EXERCISE REQUIREMENTS
From the entries below, gather each line containing the word "with".

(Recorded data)

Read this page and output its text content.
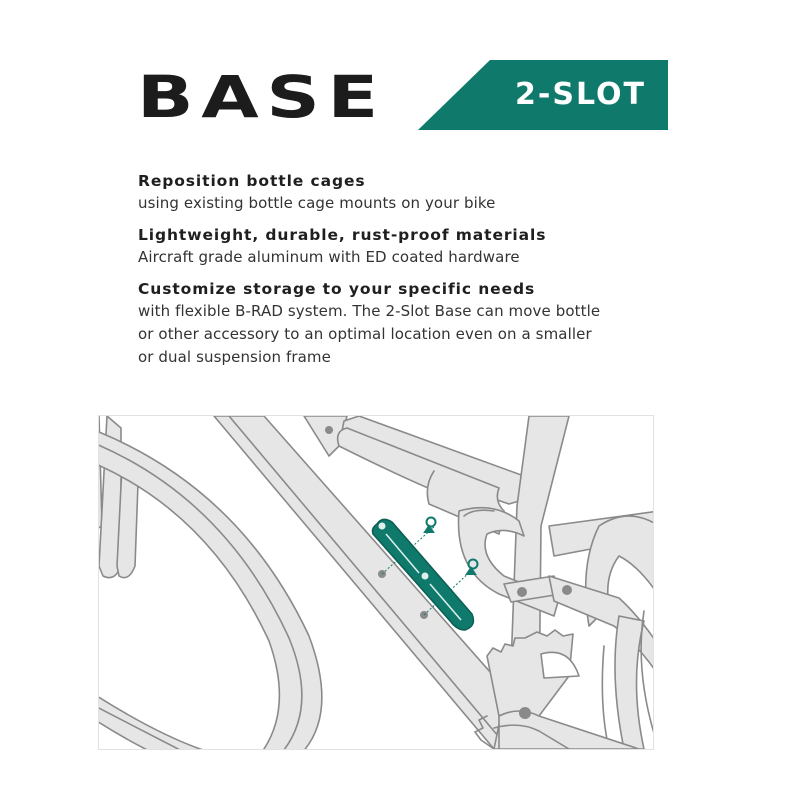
BASE	2-SLOT
Reposition bottle cages
using existing bottle cage mounts on your bike
Lightweight, durable, rust-proof materials
Aircraft grade aluminum with ED coated hardware
Customize storage to your specific needs
with flexible B-RAD system. The 2-Slot Base can move bottle
or other accessory to an optimal location even on a smaller
or dual suspension frame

TASK RESULT
Aircraft grade aluminum with ED coated hardware
with flexible B-RAD system. The 2-Slot Base can move bottle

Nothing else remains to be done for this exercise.